#### [Stated goal]
Please gather every line of the items below that contains the string "Arithmetic", and copy each one in full. Match case exactly.

#### [Information provided]
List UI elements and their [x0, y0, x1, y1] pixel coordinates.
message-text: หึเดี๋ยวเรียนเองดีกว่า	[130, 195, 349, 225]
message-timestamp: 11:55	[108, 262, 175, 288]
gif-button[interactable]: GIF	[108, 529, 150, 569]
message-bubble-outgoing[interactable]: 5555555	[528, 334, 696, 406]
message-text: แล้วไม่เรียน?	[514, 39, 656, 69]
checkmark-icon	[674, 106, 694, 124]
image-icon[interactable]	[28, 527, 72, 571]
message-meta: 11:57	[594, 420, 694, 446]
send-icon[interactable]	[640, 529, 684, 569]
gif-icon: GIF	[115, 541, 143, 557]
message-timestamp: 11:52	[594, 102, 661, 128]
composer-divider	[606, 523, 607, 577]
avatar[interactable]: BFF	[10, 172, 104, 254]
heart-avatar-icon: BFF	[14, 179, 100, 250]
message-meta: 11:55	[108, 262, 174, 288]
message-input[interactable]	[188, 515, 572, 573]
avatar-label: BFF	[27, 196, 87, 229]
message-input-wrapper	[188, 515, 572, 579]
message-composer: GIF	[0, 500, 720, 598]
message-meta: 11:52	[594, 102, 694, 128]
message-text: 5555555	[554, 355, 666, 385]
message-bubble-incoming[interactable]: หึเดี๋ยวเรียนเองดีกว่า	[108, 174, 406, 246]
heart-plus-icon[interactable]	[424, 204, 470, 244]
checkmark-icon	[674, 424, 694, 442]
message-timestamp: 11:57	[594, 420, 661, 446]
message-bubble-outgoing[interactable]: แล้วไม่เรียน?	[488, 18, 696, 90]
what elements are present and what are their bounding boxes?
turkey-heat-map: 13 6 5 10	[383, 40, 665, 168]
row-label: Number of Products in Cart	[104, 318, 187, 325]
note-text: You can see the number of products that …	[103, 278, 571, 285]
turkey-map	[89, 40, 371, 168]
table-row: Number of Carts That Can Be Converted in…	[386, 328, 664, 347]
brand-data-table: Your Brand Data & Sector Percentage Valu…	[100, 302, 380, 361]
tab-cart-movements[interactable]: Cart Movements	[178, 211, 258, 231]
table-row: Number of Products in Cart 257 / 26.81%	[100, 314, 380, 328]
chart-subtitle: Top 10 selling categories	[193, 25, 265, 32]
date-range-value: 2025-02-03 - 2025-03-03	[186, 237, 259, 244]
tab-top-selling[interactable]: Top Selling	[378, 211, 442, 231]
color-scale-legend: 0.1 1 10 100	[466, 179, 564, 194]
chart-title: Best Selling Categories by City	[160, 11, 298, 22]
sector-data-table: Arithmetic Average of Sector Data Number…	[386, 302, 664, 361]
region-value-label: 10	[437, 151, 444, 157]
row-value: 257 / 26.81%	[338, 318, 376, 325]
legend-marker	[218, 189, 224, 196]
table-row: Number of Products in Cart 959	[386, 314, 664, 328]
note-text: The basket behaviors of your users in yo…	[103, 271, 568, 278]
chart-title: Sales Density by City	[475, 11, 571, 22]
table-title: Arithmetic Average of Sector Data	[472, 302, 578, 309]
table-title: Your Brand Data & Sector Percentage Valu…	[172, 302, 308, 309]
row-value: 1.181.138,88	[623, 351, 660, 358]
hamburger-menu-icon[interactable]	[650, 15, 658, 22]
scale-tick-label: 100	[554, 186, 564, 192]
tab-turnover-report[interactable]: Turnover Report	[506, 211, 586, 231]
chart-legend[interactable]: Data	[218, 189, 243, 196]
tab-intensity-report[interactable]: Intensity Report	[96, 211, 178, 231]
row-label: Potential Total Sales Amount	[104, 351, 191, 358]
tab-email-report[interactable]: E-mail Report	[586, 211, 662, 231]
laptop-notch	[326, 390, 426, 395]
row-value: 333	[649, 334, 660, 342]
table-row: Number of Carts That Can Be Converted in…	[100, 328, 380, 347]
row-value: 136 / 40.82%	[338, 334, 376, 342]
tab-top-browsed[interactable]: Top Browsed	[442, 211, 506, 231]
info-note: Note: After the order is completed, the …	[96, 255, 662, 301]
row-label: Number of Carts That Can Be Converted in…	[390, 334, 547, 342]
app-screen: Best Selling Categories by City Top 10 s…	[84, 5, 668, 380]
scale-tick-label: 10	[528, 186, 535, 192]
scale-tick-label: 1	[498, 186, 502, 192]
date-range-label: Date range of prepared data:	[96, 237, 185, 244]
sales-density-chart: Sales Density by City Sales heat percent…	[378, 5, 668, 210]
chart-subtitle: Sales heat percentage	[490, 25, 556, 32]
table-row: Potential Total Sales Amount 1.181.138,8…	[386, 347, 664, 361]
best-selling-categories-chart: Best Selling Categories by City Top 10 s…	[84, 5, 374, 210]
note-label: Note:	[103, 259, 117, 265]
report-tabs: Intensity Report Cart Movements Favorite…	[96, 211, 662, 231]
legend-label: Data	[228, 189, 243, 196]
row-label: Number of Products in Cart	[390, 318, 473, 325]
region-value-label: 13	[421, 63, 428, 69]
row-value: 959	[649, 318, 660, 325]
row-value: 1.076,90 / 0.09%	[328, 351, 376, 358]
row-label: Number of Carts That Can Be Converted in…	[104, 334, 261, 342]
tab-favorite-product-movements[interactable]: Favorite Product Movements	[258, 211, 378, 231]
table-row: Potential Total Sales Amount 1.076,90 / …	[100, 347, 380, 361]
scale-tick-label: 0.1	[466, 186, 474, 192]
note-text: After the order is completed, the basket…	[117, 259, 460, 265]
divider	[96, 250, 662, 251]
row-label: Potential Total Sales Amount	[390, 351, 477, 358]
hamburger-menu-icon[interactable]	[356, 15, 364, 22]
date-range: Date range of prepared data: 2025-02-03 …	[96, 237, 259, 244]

#### [Final result]
sector-data-table: Arithmetic Average of Sector Data Number…	[386, 302, 664, 361]
table-title: Arithmetic Average of Sector Data	[472, 302, 578, 309]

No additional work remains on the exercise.